Task goal - Give back the full listing, character for character, with no pictures.

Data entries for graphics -
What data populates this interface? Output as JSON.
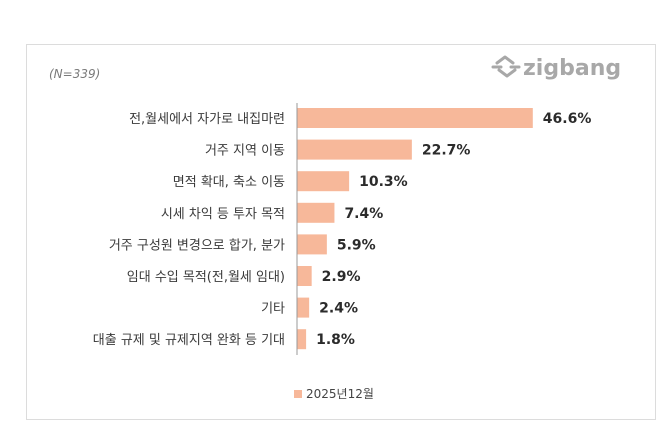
{
  "sample_note": "(N=339)",
  "logo": {
    "text": "zigbang",
    "color": "#a8a8a8",
    "icon": "zigbang-logo-icon"
  },
  "legend": {
    "label": "2025년12월"
  },
  "chart_data": {
    "type": "bar",
    "orientation": "horizontal",
    "categories": [
      "전,월세에서 자가로 내집마련",
      "거주 지역 이동",
      "면적 확대, 축소 이동",
      "시세 차익 등 투자 목적",
      "거주 구성원 변경으로 합가, 분가",
      "임대 수입 목적(전,월세 임대)",
      "기타",
      "대출 규제 및 규제지역 완화 등 기대"
    ],
    "series": [
      {
        "name": "2025년12월",
        "values": [
          46.6,
          22.7,
          10.3,
          7.4,
          5.9,
          2.9,
          2.4,
          1.8
        ],
        "labels": [
          "46.6%",
          "22.7%",
          "10.3%",
          "7.4%",
          "5.9%",
          "2.9%",
          "2.4%",
          "1.8%"
        ],
        "color": "#f7b89a"
      }
    ],
    "xlim": [
      0,
      50
    ],
    "grid": false,
    "legend_position": "bottom",
    "axis_line_color": "#999999"
  }
}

Finished exercise -
What data populates this interface? Output as JSON.
{
  "sample_note": "(N=339)",
  "logo": {
    "text": "zigbang",
    "color": "#a8a8a8",
    "icon": "zigbang-logo-icon"
  },
  "legend": {
    "label": "2025년12월"
  },
  "chart_data": {
    "type": "bar",
    "orientation": "horizontal",
    "categories": [
      "전,월세에서 자가로 내집마련",
      "거주 지역 이동",
      "면적 확대, 축소 이동",
      "시세 차익 등 투자 목적",
      "거주 구성원 변경으로 합가, 분가",
      "임대 수입 목적(전,월세 임대)",
      "기타",
      "대출 규제 및 규제지역 완화 등 기대"
    ],
    "series": [
      {
        "name": "2025년12월",
        "values": [
          46.6,
          22.7,
          10.3,
          7.4,
          5.9,
          2.9,
          2.4,
          1.8
        ],
        "labels": [
          "46.6%",
          "22.7%",
          "10.3%",
          "7.4%",
          "5.9%",
          "2.9%",
          "2.4%",
          "1.8%"
        ],
        "color": "#f7b89a"
      }
    ],
    "xlim": [
      0,
      50
    ],
    "grid": false,
    "legend_position": "bottom",
    "axis_line_color": "#999999"
  }
}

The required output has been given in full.